> _Short task_
Restate the records in their entirety, word for word.

---------------

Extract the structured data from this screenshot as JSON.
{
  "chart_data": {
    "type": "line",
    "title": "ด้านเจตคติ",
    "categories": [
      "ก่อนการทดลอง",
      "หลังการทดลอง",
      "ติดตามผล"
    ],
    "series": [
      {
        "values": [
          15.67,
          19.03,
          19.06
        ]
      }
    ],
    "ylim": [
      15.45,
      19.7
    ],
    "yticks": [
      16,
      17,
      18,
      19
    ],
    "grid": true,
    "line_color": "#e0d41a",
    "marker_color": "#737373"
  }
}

---------------

> _Expected answer_
Extract the structured data from this screenshot as JSON.
{
  "chart_data": {
    "type": "line",
    "title": "ด้านเจตคติ",
    "categories": [
      "ก่อนการทดลอง",
      "หลังการทดลอง",
      "ติดตามผล"
    ],
    "series": [
      {
        "values": [
          15.67,
          19.03,
          19.06
        ]
      }
    ],
    "ylim": [
      15.45,
      19.7
    ],
    "yticks": [
      16,
      17,
      18,
      19
    ],
    "grid": true,
    "line_color": "#e0d41a",
    "marker_color": "#737373"
  }
}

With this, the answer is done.